◆ Goal
Go through the listing and return every line with "horizontal" in it.

[Figure content listings]
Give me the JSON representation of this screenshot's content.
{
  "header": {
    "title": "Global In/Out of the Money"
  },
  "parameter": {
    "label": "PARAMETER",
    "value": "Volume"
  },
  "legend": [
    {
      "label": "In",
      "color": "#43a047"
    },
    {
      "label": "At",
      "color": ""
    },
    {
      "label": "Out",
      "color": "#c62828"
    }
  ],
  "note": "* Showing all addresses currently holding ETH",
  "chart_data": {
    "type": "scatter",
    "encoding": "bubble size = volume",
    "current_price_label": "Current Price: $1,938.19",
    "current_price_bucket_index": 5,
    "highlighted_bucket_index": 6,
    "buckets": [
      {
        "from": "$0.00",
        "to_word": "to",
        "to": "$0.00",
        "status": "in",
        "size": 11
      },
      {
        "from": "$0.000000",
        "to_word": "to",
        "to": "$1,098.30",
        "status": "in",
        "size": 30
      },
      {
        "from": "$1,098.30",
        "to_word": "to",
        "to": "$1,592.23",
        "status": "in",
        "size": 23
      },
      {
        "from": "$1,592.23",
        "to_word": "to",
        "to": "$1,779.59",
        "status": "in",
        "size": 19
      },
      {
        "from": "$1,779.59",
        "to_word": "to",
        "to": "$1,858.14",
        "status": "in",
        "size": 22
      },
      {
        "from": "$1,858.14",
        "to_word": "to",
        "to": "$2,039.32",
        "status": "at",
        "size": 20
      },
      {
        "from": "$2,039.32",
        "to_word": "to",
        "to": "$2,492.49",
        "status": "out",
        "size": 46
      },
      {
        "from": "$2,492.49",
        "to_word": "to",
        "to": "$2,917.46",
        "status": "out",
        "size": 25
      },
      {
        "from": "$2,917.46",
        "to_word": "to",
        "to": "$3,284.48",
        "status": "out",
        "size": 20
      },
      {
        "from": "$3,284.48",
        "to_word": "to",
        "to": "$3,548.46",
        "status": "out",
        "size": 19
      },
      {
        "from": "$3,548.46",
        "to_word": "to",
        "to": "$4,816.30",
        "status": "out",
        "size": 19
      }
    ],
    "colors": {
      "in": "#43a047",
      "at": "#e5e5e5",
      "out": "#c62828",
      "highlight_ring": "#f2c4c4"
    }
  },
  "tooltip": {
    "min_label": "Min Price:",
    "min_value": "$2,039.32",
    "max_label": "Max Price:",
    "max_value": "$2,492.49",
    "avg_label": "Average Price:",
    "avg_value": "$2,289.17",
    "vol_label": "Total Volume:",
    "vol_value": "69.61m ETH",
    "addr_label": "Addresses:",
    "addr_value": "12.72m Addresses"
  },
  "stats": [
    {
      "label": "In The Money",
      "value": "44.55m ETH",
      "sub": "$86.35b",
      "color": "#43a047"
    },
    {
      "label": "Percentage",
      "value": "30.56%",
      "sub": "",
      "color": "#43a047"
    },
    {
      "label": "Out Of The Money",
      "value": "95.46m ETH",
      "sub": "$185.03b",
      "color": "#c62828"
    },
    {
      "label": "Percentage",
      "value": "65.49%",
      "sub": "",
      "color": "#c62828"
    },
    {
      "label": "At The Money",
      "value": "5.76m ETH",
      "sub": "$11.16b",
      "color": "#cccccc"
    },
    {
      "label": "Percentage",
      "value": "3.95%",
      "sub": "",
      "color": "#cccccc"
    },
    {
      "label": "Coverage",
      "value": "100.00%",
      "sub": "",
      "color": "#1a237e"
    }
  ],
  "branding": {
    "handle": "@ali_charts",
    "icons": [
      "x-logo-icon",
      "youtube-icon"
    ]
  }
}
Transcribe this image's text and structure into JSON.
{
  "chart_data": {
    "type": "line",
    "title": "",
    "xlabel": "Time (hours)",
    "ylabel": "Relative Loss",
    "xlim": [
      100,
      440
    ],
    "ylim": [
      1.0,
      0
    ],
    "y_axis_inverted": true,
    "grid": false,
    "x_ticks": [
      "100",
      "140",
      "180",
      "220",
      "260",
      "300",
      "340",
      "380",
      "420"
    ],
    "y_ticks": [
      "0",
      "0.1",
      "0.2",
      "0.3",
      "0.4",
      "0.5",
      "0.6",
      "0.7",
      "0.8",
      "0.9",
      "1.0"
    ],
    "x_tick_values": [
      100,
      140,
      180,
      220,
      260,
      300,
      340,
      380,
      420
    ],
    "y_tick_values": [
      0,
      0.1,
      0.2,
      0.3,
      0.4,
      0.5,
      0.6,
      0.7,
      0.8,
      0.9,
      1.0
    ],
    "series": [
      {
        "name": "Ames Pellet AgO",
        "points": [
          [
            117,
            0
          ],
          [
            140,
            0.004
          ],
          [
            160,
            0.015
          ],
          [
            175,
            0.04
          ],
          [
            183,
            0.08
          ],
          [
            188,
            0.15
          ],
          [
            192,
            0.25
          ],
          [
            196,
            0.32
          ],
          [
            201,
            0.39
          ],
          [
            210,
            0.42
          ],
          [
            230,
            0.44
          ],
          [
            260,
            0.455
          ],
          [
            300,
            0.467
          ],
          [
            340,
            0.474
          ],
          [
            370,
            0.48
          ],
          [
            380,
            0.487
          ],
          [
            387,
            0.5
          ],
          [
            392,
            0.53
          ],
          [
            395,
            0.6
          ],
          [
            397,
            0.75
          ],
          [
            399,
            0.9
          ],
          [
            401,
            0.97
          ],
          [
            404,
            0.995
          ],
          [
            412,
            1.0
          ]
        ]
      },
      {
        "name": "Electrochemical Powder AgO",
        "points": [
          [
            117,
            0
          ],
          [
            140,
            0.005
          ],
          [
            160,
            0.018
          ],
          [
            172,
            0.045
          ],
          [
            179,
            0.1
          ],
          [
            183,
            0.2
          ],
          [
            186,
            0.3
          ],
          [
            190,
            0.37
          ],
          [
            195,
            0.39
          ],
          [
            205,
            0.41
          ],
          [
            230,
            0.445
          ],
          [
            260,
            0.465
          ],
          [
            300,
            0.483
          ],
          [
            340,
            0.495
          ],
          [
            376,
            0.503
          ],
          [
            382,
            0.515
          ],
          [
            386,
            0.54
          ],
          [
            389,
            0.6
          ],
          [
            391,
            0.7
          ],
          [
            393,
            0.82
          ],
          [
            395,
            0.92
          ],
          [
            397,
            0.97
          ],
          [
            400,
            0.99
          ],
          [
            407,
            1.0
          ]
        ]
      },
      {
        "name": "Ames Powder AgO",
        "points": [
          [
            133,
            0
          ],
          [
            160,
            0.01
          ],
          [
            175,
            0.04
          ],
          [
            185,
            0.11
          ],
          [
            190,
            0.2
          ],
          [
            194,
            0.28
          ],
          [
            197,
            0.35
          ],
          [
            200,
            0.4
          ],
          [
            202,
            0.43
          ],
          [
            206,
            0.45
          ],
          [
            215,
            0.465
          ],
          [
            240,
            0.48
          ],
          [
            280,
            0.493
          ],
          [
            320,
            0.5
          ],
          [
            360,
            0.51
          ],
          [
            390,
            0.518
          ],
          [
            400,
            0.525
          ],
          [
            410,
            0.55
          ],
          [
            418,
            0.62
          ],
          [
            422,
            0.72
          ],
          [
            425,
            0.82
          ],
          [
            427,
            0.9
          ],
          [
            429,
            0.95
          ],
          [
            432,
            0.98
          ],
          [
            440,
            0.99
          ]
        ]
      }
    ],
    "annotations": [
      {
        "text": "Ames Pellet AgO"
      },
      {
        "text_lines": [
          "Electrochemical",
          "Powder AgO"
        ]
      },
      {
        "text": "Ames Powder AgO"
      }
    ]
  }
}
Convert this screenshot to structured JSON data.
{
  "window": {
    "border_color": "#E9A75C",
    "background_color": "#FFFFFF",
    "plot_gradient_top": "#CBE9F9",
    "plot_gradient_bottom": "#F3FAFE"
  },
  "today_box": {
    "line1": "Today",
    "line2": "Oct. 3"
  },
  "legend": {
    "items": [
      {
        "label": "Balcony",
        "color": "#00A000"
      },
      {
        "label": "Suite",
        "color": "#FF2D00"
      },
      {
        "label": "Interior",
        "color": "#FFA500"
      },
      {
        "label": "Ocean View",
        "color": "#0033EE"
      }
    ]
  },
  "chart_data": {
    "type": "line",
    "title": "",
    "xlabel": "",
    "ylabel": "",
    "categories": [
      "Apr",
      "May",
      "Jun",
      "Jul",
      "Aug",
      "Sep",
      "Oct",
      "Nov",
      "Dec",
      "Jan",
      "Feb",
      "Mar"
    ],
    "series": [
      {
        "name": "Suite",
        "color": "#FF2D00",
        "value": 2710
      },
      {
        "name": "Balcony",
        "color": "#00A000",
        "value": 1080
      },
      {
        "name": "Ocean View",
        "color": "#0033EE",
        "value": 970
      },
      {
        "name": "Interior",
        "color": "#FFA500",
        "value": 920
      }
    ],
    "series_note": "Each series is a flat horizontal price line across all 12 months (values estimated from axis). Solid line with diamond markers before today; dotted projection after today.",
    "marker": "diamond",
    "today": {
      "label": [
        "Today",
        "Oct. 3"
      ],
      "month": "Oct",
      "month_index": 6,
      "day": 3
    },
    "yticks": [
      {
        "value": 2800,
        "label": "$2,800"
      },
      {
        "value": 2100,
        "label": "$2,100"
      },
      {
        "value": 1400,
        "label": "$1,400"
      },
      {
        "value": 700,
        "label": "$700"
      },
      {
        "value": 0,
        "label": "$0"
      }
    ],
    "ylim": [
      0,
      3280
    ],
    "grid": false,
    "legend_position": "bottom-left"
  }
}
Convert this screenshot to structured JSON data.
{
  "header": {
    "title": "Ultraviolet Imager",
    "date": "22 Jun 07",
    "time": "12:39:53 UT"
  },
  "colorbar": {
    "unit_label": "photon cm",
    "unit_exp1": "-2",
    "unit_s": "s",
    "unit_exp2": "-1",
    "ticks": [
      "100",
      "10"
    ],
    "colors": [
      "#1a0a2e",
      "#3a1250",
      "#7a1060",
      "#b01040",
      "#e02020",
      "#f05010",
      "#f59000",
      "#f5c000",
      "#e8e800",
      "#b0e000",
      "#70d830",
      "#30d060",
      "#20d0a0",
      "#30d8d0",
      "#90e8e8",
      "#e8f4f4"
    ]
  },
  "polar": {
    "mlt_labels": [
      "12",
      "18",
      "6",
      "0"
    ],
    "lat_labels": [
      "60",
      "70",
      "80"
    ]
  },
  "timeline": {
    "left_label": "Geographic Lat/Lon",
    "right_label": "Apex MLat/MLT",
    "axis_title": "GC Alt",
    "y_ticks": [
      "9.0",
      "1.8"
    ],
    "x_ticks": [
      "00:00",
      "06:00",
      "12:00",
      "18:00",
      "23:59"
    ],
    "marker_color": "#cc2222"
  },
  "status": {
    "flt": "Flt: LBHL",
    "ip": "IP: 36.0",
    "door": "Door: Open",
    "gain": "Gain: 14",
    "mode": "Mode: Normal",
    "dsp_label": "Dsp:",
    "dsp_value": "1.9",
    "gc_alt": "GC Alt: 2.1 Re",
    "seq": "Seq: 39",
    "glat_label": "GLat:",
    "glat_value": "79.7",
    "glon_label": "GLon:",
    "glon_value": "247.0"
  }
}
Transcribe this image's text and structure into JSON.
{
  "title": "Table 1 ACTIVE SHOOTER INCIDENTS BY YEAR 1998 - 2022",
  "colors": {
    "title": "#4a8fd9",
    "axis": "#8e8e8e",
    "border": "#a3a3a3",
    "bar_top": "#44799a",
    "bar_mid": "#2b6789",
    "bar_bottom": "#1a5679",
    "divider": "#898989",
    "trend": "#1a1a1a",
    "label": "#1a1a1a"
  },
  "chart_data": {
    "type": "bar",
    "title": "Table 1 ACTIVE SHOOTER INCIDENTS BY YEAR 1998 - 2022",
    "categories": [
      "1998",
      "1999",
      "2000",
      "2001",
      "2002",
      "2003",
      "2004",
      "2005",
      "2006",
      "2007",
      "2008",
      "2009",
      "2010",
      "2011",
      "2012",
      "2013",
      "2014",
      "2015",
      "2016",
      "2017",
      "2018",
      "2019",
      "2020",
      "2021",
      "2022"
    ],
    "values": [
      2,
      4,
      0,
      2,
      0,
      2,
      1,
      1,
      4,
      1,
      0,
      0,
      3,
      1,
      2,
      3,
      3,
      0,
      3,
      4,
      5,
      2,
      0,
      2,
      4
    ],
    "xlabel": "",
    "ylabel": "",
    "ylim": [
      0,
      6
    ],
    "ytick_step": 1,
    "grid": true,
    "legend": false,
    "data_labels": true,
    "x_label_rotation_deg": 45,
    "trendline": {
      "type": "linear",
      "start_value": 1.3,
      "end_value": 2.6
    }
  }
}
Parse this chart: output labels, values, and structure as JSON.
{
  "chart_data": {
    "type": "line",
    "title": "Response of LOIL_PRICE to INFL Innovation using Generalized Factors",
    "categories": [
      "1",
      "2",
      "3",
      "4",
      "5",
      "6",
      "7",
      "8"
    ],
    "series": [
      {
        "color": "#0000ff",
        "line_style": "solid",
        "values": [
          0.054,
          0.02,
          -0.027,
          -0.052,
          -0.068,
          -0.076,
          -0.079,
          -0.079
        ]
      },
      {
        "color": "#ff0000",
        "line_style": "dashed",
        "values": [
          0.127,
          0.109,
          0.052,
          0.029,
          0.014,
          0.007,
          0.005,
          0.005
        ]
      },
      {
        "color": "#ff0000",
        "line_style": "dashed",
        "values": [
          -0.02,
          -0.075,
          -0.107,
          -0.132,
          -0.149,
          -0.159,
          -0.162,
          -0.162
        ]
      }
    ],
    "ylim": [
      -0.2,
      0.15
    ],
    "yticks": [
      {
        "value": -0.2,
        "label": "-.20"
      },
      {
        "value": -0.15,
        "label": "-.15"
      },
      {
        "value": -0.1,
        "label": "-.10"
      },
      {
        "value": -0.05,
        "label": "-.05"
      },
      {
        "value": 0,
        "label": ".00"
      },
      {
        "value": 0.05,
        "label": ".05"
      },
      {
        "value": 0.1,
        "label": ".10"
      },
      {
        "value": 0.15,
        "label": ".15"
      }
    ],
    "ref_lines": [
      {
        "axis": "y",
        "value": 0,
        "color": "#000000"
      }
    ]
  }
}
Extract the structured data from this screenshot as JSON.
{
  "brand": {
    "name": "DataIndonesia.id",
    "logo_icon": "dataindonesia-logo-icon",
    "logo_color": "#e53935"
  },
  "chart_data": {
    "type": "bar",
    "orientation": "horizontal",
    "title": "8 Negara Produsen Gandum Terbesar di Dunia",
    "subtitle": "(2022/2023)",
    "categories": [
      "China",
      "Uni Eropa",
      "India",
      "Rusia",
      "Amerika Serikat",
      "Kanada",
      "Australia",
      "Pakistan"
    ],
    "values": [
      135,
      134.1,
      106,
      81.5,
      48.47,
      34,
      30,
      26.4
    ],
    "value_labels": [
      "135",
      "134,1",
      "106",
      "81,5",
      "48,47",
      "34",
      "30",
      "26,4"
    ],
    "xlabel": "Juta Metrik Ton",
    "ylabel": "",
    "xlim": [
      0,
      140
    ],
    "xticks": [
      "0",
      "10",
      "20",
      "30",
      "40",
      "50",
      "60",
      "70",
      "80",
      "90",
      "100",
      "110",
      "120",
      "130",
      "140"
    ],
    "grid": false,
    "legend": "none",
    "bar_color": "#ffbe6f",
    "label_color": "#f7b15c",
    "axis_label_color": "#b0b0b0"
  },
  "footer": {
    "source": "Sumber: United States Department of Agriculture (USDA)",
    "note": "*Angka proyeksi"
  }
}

◆ Exercise solution
    "series_note": "Each series is a flat horizontal price line across all 12 months (values estimated from axis). Solid line with diamond markers before today; dotted projection after today.",
    "orientation": "horizontal",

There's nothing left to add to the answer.